Start of Records provided
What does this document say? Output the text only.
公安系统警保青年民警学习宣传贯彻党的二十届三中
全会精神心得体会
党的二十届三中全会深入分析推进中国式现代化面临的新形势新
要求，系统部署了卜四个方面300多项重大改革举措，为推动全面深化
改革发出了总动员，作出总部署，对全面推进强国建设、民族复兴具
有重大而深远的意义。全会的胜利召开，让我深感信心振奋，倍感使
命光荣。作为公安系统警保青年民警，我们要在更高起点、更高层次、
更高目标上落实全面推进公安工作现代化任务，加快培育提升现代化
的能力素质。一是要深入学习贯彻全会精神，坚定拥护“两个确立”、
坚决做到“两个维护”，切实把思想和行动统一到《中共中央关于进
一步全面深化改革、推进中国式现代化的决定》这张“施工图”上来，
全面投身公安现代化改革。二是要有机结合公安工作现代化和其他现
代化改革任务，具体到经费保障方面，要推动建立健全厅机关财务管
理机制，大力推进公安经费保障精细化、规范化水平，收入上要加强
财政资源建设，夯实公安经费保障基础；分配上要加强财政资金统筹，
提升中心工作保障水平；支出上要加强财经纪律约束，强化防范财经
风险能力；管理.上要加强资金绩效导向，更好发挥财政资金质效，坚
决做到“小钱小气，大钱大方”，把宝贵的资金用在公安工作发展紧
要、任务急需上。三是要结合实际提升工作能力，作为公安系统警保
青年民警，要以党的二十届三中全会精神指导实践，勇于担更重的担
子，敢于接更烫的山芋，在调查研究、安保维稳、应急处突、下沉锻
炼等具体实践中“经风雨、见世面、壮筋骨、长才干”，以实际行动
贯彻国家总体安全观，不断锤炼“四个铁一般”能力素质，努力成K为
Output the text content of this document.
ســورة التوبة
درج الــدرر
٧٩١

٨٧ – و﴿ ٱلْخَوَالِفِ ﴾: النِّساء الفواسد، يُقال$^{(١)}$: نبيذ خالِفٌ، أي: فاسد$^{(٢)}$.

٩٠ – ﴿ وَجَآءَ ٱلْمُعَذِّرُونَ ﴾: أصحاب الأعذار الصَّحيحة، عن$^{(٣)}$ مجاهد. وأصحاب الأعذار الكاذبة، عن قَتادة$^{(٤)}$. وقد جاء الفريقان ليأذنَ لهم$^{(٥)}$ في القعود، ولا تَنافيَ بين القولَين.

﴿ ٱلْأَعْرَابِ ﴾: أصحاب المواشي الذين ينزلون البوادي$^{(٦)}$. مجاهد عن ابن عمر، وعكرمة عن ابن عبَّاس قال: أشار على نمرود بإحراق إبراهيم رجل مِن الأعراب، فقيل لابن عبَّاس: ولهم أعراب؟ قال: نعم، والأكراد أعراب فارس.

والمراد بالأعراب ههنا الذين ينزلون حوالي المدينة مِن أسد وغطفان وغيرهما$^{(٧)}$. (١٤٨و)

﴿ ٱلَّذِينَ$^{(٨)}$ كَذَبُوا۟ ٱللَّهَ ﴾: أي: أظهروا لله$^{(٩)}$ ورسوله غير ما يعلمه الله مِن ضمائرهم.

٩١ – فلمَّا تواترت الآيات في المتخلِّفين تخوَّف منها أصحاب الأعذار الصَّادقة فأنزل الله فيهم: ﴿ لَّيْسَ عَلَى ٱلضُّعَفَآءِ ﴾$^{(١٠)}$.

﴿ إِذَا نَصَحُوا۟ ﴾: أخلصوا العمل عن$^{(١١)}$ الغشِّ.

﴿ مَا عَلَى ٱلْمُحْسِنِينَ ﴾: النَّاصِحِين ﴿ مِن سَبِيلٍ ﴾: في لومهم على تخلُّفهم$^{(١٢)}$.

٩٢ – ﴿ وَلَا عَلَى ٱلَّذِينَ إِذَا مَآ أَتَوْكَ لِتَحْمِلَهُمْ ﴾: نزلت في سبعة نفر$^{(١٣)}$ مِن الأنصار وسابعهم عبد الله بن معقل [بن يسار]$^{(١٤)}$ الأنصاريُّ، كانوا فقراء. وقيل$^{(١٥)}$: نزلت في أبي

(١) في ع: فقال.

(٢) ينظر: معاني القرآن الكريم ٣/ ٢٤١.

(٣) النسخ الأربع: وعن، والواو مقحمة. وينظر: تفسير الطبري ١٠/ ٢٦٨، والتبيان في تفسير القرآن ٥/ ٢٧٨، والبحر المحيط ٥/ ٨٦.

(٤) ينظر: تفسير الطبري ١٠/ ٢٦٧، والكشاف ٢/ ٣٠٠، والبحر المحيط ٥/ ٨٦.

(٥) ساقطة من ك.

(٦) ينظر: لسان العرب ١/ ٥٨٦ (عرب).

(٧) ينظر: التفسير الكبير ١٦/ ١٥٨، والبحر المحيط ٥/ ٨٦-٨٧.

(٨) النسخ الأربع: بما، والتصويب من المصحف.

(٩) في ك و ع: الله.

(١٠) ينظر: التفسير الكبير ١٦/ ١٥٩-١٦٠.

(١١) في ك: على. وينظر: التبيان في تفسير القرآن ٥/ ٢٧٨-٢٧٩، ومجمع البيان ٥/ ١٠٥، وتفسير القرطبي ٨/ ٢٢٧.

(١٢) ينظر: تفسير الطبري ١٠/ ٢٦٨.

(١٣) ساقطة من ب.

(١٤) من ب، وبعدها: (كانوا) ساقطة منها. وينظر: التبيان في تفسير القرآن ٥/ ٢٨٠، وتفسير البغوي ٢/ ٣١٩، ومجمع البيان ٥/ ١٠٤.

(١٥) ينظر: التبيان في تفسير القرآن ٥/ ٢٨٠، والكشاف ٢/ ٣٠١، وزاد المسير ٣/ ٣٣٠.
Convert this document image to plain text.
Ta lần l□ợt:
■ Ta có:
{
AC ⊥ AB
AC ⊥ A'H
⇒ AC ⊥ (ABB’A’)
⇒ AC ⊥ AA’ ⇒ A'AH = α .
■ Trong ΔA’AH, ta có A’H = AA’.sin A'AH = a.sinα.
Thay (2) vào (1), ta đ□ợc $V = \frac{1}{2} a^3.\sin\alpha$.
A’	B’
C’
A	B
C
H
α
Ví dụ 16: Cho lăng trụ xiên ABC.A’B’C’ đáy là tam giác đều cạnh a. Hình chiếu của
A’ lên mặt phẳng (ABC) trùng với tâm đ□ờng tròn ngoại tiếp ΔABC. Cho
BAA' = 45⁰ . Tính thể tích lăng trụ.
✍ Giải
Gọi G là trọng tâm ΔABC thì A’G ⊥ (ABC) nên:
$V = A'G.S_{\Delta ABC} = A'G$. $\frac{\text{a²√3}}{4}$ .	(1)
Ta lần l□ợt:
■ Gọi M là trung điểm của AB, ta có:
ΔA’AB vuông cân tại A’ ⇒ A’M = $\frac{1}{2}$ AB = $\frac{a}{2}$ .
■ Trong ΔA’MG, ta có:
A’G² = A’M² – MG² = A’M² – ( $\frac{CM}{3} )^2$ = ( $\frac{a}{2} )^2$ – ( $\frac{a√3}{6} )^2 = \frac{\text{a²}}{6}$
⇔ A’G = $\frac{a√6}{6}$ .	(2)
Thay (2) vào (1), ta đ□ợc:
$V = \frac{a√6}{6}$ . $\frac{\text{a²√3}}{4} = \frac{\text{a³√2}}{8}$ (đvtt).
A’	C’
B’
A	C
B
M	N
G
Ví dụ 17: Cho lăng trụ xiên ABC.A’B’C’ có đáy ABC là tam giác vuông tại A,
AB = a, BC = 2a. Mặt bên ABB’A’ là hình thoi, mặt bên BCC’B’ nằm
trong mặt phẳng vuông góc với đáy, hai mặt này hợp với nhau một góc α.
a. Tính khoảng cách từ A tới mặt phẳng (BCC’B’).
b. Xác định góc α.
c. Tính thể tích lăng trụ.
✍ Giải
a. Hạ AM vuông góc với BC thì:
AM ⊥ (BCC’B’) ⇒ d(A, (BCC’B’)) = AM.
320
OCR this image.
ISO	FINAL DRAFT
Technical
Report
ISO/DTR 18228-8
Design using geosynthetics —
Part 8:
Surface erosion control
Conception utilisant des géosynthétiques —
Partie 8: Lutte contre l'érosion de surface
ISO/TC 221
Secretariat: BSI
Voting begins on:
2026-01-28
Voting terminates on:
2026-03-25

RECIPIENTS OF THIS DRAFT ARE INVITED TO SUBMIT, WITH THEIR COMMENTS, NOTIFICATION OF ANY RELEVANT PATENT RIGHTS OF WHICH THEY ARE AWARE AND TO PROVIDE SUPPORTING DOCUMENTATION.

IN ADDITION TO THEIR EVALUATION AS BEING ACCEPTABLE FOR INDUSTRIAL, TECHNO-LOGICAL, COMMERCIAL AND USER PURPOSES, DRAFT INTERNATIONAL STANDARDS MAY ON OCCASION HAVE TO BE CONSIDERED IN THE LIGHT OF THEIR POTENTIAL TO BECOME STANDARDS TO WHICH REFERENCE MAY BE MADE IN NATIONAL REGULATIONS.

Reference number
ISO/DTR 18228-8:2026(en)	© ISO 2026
End of Records provided
Show every line from the listing above in which the string "المحيط" appears.

(٣) النسخ الأربع: وعن، والواو مقحمة. وينظر: تفسير الطبري ١٠/ ٢٦٨، والتبيان في تفسير القرآن ٥/ ٢٧٨، والبحر المحيط ٥/ ٨٦.
(٤) ينظر: تفسير الطبري ١٠/ ٢٦٧، والكشاف ٢/ ٣٠٠، والبحر المحيط ٥/ ٨٦.
(٧) ينظر: التفسير الكبير ١٦/ ١٥٨، والبحر المحيط ٥/ ٨٦-٨٧.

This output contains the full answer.